> **Texte source**
________

J'aimerais diriger Gershwin! (1/2007)
J'aimerais diriger Porgy and Bess, mais Simon Rattle, à qui j'en ai parlé, me dit que je n'ai pas le bon passeport pour le faire...
Propos recueillis à Zurich par Jean-Louis Validire. Publié le 26 janvier 2007.
Le chef autrichien dirige, mardi à Pleyel, un oratorio rare de Mozart, La Betulia liberata, à la tête du Concentus Musicus.
Quelle place tient Mozart aujourd'hui dans votre vie? Abordez-vous cette musique d'une façon différente que lors de vos premiers enregistrements?
J'ai amassé une expérience. C'est comme un collectionneur qui trouve chaque année quelque chose de nouveau. Je n'ai pas joué La Flûte enchantée pendant presque vingt ans. Ce que j'avais fait alors reste toujours valable, mais la partition est si profonde qu'elle offre de nouvelles découvertes. Je m'intéresse au langage musical que je „parle“ peut-être plus facilement que dans le temps. J'ai dû apprendre cette langue car nous lisions bien sûr les notes, mais il est impossible d'écrire tout ce qui doit être joué. Les compositeurs après Schumann ont essayé d'écrire toutes les indications mais c'est une approche différente. Je comprends mieux aujourd'hui le sens des tonalités.
La querelle sur la pertinence des instruments, anciens ou modernes, à utiliser a-t-elle toujours un sens?

________

> **Exercices proposés**
a – Dans l'entretien sur Mozart, pendant combien de temps le chef n'a-t-il pas joué La Flûte enchantée ?
b – Poursuivez, s'il vous plaît, l'entretien sur Mozart à la suite de sa dernière phrase.

________

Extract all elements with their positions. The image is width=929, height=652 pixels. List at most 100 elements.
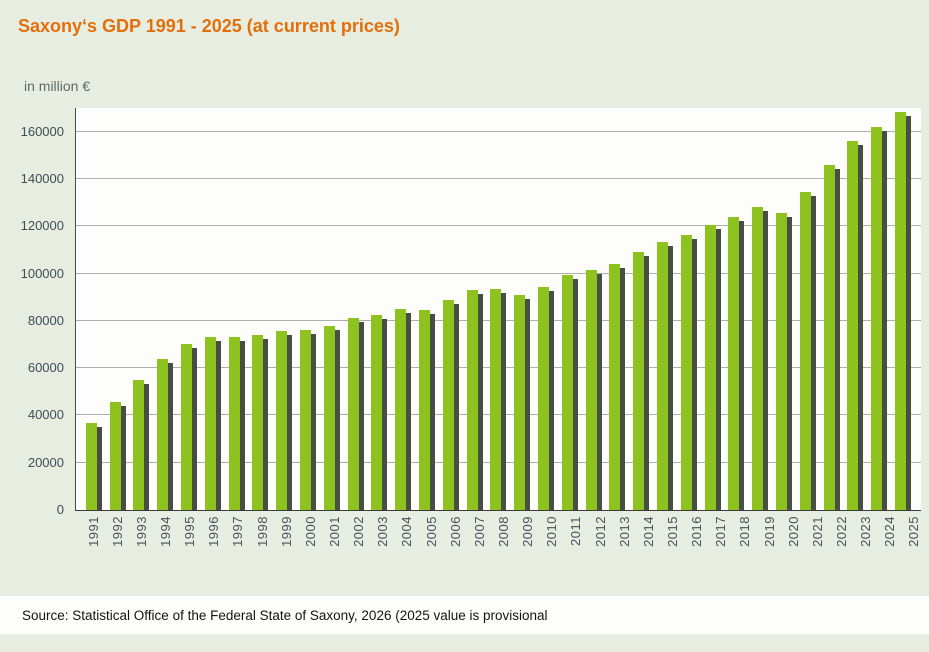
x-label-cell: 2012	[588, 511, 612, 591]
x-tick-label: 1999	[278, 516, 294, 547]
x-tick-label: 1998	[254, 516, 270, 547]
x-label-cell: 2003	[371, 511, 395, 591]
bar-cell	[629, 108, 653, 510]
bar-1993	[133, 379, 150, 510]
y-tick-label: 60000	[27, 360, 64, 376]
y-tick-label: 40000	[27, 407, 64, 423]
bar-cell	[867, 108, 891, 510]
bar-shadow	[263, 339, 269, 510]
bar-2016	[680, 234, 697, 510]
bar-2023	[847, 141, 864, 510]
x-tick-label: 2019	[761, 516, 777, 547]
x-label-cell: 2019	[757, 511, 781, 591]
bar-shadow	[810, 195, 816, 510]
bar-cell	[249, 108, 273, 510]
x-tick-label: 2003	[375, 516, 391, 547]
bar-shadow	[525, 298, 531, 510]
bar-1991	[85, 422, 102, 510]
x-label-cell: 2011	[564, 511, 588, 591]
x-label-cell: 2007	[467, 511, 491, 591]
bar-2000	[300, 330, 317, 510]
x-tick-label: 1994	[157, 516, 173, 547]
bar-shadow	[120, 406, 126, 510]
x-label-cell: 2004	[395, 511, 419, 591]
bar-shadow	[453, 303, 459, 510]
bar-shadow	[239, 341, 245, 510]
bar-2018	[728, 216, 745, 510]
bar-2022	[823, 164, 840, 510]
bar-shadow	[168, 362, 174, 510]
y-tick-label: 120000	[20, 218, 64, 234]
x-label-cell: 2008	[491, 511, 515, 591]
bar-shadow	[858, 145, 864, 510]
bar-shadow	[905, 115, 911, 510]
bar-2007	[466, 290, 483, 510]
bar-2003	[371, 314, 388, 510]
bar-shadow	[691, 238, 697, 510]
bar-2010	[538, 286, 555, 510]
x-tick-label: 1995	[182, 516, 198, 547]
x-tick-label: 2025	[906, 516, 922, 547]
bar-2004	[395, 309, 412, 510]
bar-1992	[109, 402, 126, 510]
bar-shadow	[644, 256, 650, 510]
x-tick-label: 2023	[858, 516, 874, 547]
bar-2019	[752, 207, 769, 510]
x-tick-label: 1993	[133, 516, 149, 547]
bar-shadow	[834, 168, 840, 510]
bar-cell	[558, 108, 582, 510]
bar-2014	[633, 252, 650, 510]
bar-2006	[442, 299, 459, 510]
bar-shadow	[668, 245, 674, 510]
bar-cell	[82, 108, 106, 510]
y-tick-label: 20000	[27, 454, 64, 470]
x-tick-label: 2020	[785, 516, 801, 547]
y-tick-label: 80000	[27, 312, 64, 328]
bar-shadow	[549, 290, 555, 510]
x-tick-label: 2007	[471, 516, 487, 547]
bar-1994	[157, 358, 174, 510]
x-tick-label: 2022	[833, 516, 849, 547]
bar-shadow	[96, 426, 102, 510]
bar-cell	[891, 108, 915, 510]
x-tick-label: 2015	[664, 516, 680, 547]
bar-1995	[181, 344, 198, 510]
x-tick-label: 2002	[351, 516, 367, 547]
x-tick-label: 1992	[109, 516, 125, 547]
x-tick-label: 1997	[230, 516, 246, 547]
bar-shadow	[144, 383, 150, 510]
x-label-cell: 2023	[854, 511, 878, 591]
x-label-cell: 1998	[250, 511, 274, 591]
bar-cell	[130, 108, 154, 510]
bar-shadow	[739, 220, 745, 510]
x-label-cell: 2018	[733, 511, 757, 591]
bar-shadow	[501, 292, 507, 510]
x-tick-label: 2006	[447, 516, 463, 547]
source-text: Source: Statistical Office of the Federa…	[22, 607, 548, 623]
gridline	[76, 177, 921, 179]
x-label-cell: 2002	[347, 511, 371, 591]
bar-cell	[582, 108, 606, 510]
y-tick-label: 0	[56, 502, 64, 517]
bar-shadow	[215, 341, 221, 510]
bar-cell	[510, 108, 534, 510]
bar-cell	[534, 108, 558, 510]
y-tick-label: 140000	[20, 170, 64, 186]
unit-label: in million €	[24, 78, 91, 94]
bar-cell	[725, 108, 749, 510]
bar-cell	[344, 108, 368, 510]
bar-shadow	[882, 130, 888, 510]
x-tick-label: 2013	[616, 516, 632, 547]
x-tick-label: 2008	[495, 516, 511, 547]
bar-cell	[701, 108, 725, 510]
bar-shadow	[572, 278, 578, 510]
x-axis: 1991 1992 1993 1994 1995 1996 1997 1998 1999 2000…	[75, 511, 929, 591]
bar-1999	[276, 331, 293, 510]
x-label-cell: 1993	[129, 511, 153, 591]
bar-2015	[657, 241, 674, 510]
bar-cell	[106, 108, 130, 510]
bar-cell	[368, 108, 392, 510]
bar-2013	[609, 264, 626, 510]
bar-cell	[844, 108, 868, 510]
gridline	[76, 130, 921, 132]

________

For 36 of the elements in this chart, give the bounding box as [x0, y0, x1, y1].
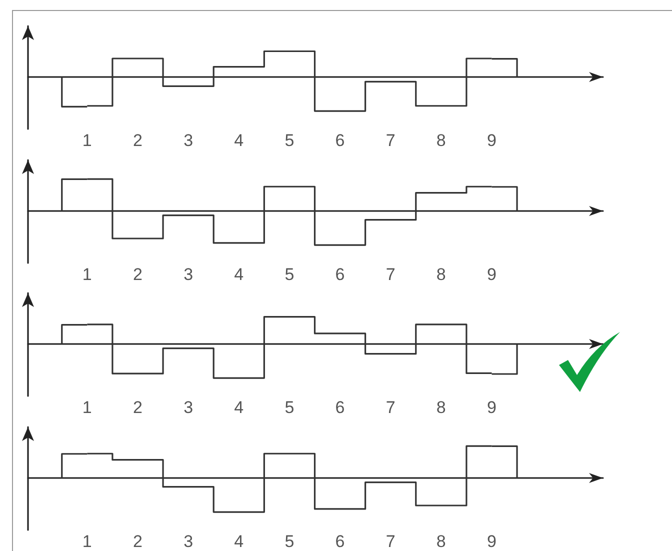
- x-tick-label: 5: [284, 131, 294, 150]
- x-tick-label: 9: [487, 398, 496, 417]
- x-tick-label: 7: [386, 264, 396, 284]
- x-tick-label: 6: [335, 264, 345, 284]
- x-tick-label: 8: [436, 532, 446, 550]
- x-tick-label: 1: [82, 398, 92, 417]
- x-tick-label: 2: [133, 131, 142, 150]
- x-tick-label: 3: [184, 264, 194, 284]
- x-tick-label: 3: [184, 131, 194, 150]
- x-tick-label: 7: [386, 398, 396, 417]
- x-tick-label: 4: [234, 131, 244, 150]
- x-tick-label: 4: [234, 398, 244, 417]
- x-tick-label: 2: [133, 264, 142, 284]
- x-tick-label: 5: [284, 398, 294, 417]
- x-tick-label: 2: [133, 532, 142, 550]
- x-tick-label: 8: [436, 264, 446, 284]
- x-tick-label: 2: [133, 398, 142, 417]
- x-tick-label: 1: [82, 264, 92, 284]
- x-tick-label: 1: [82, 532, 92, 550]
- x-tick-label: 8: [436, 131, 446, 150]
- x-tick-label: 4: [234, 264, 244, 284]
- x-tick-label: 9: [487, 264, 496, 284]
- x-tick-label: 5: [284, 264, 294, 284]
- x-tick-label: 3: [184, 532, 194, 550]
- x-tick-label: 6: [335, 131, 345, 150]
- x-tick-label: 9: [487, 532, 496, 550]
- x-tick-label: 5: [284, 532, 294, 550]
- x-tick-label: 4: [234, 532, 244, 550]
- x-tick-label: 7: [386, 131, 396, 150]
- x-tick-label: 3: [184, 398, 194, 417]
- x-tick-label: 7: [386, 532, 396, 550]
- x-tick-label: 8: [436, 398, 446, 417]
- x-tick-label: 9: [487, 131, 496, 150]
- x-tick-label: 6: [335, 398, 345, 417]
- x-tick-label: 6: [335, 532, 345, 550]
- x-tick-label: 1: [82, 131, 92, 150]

________

> **Exercices corrigés**
a – Pendant presque vingt ans.

b –
L'importance de l'utilisation des uns ou des autres est un peu surestimée. L'instrument ancien est un maître qui vous enseigne comment jouer. Mais lorsque vous avez compris, vous pouvez utiliser tous les instruments. Je joue les premières symphonies avec des orchestres utilisant des instruments anciens mais, à partir de la Symphonie „Linz“, je joue ou avec des instruments modernes ou avec le Concentus Musicus. Les grands orchestres, comme le Philharmonique de Vienne, de Berlin ou le Concertgebouw d'Amsterdam, ont un son et un style très spéciaux. Cette expertise musicale est d'une très grande valeur et ils doivent jouer Bach ou Mozart pour pouvoir jouer la littérature du XIXe et du XXe siècle. Ce serait une faute de leur retirer la possibilité de le faire. C'est malheureux qu'ils ne jouent pratiquement plus Haydn, dont se sont emparées des formations baroques.
C'est quand même un peu votre faute si on en est arrivé là...
Pas du tout! J'ai beaucoup dirigé Haydn avec le Philharmonique de Vienne. La révolution que j'ai conduite avec le Concentus Musicus, je peux en transmettre beaucoup aux orchestres modernes. Ce que nous avons découvert porte plus sur le style que sur le son. J'ai joué Bach avec la Philharmonique de Berlin parce que c'est bon pour eux et vous pouvez le faire sonner beaucoup mieux qu'à son habitude dans ce répertoire.
Lorsque vous dirigez les opéras de Mozart, vous travaillez souvent avec des metteurs en scène qui ont des approches très modernes du livret. N'est-ce pas une contradiction avec votre souci de recherche de style original de la musique?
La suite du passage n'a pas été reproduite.